◆ Data for the task:
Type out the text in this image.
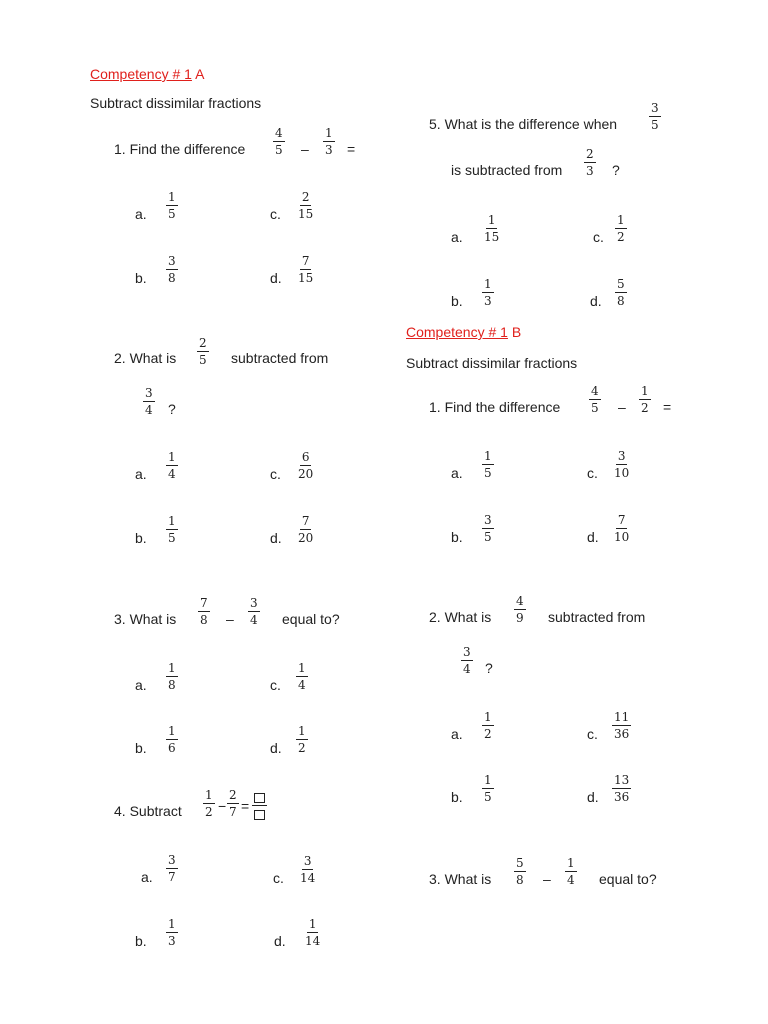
Competency # 1 A
Subtract dissimilar fractions
1. Find the difference $\frac{4}{5} - \frac{1}{3}$ =
a. $\frac{1}{5}$	c. $\frac{2}{15}$
b. $\frac{3}{8}$	d. $\frac{7}{15}$
2. What is $\frac{2}{5}$ subtracted from
$\frac{3}{4}$ ?
a. $\frac{1}{4}$	c. $\frac{6}{20}$
b. $\frac{1}{5}$	d. $\frac{7}{20}$
3. What is $\frac{7}{8} - \frac{3}{4}$ equal to?
a. $\frac{1}{8}$	c. $\frac{1}{4}$
b. $\frac{1}{6}$	d. $\frac{1}{2}$
4. Subtract $\frac{1}{2} - \frac{2}{7}$ =
a. $\frac{3}{7}$	c. $\frac{3}{14}$
b. $\frac{1}{3}$	d. $\frac{1}{14}$
5. What is the difference when	$\frac{3}{5}$
is subtracted from $\frac{2}{3}$ ?
a. $\frac{1}{15}$	c. $\frac{1}{2}$
b. $\frac{1}{3}$	d. $\frac{5}{8}$
Competency # 1 B
Subtract dissimilar fractions
1. Find the difference $\frac{4}{5} - \frac{1}{2}$ =
a. $\frac{1}{5}$	c. $\frac{3}{10}$
b. $\frac{3}{5}$	d. $\frac{7}{10}$
2. What is $\frac{4}{9}$ subtracted from
$\frac{3}{4}$ ?
a. $\frac{1}{2}$	c. $\frac{11}{36}$
b. $\frac{1}{5}$	d. $\frac{13}{36}$
3. What is $\frac{5}{8} - \frac{1}{4}$ equal to?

◆ Work to complete: Return the listing above in full and without alteration, excluding its pictures.

◆ Final answer:
Type out the text in this image.
Competency # 1 A
Subtract dissimilar fractions
1. Find the difference $\frac{4}{5} - \frac{1}{3}$ =
a. $\frac{1}{5}$	c. $\frac{2}{15}$
b. $\frac{3}{8}$	d. $\frac{7}{15}$
2. What is $\frac{2}{5}$ subtracted from
$\frac{3}{4}$ ?
a. $\frac{1}{4}$	c. $\frac{6}{20}$
b. $\frac{1}{5}$	d. $\frac{7}{20}$
3. What is $\frac{7}{8} - \frac{3}{4}$ equal to?
a. $\frac{1}{8}$	c. $\frac{1}{4}$
b. $\frac{1}{6}$	d. $\frac{1}{2}$
4. Subtract $\frac{1}{2} - \frac{2}{7}$ =
a. $\frac{3}{7}$	c. $\frac{3}{14}$
b. $\frac{1}{3}$	d. $\frac{1}{14}$
5. What is the difference when	$\frac{3}{5}$
is subtracted from $\frac{2}{3}$ ?
a. $\frac{1}{15}$	c. $\frac{1}{2}$
b. $\frac{1}{3}$	d. $\frac{5}{8}$
Competency # 1 B
Subtract dissimilar fractions
1. Find the difference $\frac{4}{5} - \frac{1}{2}$ =
a. $\frac{1}{5}$	c. $\frac{3}{10}$
b. $\frac{3}{5}$	d. $\frac{7}{10}$
2. What is $\frac{4}{9}$ subtracted from
$\frac{3}{4}$ ?
a. $\frac{1}{2}$	c. $\frac{11}{36}$
b. $\frac{1}{5}$	d. $\frac{13}{36}$
3. What is $\frac{5}{8} - \frac{1}{4}$ equal to?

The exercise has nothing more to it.